— Extracted data —
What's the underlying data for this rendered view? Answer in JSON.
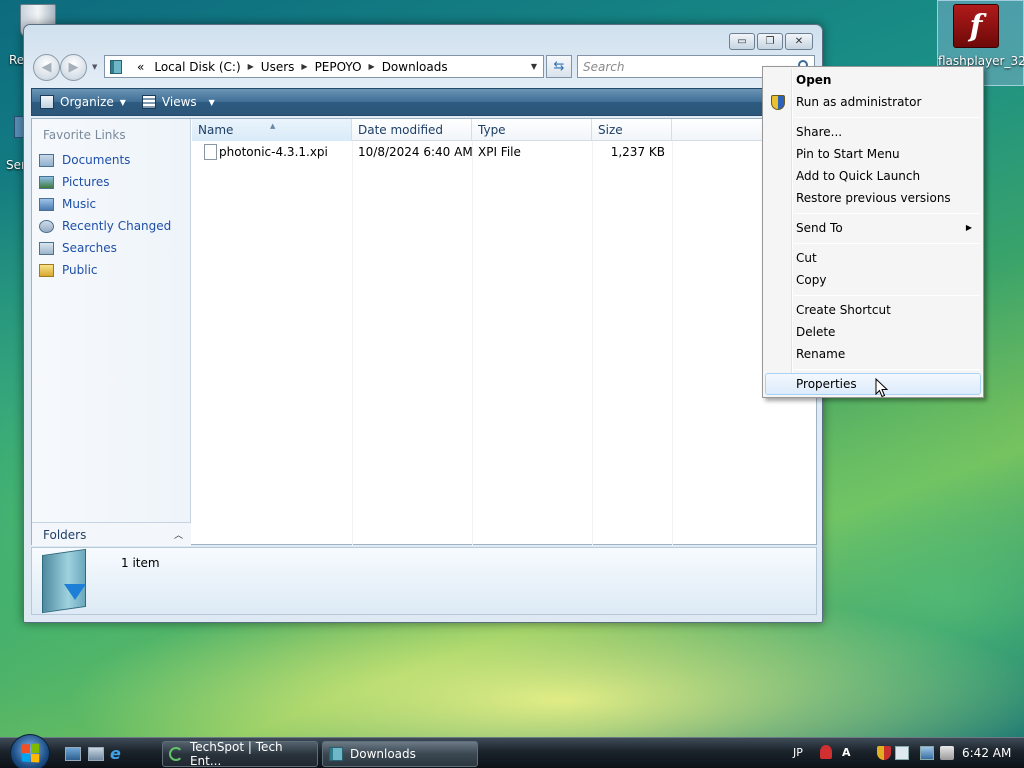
{
  "desktop": {
    "recycle_label": "Re",
    "ser_label": "Ser",
    "flash_label": "flashplayer_32",
    "flash_glyph": "f"
  },
  "window": {
    "controls": {
      "minimize": "▭",
      "maximize": "❐",
      "close": "✕"
    },
    "address": {
      "overflow": "«",
      "crumbs": [
        "Local Disk (C:)",
        "Users",
        "PEPOYO",
        "Downloads"
      ],
      "separator": "▶",
      "dropdown": "▼"
    },
    "refresh_glyph": "⇆",
    "search_placeholder": "Search",
    "toolbar": {
      "organize": "Organize",
      "views": "Views",
      "arrow": "▼"
    },
    "nav": {
      "header": "Favorite Links",
      "items": [
        "Documents",
        "Pictures",
        "Music",
        "Recently Changed",
        "Searches",
        "Public"
      ],
      "folders_label": "Folders",
      "folders_chevron": "︿"
    },
    "columns": {
      "name": "Name",
      "date": "Date modified",
      "type": "Type",
      "size": "Size"
    },
    "sort_glyph": "▲",
    "files": [
      {
        "name": "photonic-4.3.1.xpi",
        "date": "10/8/2024 6:40 AM",
        "type": "XPI File",
        "size": "1,237 KB"
      }
    ],
    "details": {
      "count": "1 item"
    }
  },
  "context_menu": {
    "open": "Open",
    "run_admin": "Run as administrator",
    "share": "Share...",
    "pin_start": "Pin to Start Menu",
    "quick_launch": "Add to Quick Launch",
    "restore": "Restore previous versions",
    "send_to": "Send To",
    "submenu_arrow": "▶",
    "cut": "Cut",
    "copy": "Copy",
    "create_shortcut": "Create Shortcut",
    "delete": "Delete",
    "rename": "Rename",
    "properties": "Properties"
  },
  "taskbar": {
    "ie_glyph": "e",
    "tasks": [
      "TechSpot | Tech Ent...",
      "Downloads"
    ],
    "tray": {
      "lang": "JP",
      "ime": "A",
      "time": "6:42 AM"
    }
  }
}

— What needs to be done —
Keep the pictures out of your copy, and repeat every entry above exactly.

— Expected answer —
What's the underlying data for this rendered view? Answer in JSON.
{
  "desktop": {
    "recycle_label": "Re",
    "ser_label": "Ser",
    "flash_label": "flashplayer_32",
    "flash_glyph": "f"
  },
  "window": {
    "controls": {
      "minimize": "▭",
      "maximize": "❐",
      "close": "✕"
    },
    "address": {
      "overflow": "«",
      "crumbs": [
        "Local Disk (C:)",
        "Users",
        "PEPOYO",
        "Downloads"
      ],
      "separator": "▶",
      "dropdown": "▼"
    },
    "refresh_glyph": "⇆",
    "search_placeholder": "Search",
    "toolbar": {
      "organize": "Organize",
      "views": "Views",
      "arrow": "▼"
    },
    "nav": {
      "header": "Favorite Links",
      "items": [
        "Documents",
        "Pictures",
        "Music",
        "Recently Changed",
        "Searches",
        "Public"
      ],
      "folders_label": "Folders",
      "folders_chevron": "︿"
    },
    "columns": {
      "name": "Name",
      "date": "Date modified",
      "type": "Type",
      "size": "Size"
    },
    "sort_glyph": "▲",
    "files": [
      {
        "name": "photonic-4.3.1.xpi",
        "date": "10/8/2024 6:40 AM",
        "type": "XPI File",
        "size": "1,237 KB"
      }
    ],
    "details": {
      "count": "1 item"
    }
  },
  "context_menu": {
    "open": "Open",
    "run_admin": "Run as administrator",
    "share": "Share...",
    "pin_start": "Pin to Start Menu",
    "quick_launch": "Add to Quick Launch",
    "restore": "Restore previous versions",
    "send_to": "Send To",
    "submenu_arrow": "▶",
    "cut": "Cut",
    "copy": "Copy",
    "create_shortcut": "Create Shortcut",
    "delete": "Delete",
    "rename": "Rename",
    "properties": "Properties"
  },
  "taskbar": {
    "ie_glyph": "e",
    "tasks": [
      "TechSpot | Tech Ent...",
      "Downloads"
    ],
    "tray": {
      "lang": "JP",
      "ime": "A",
      "time": "6:42 AM"
    }
  }
}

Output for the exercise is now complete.